What is needed: Output every line below without omitting or altering anything.

Input records:
------------------------------------------------

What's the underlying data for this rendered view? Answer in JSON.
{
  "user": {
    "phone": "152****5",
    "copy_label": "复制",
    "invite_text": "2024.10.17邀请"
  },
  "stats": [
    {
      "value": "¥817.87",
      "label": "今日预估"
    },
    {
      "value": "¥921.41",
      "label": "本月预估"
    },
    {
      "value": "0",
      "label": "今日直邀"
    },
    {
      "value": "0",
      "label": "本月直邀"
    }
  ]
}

------------------------------------------------

Result of this task:
What's the underlying data for this rendered view? Answer in JSON.
{
  "user": {
    "phone": "152****5",
    "copy_label": "复制",
    "invite_text": "2024.10.17邀请"
  },
  "stats": [
    {
      "value": "¥817.87",
      "label": "今日预估"
    },
    {
      "value": "¥921.41",
      "label": "本月预估"
    },
    {
      "value": "0",
      "label": "今日直邀"
    },
    {
      "value": "0",
      "label": "本月直邀"
    }
  ]
}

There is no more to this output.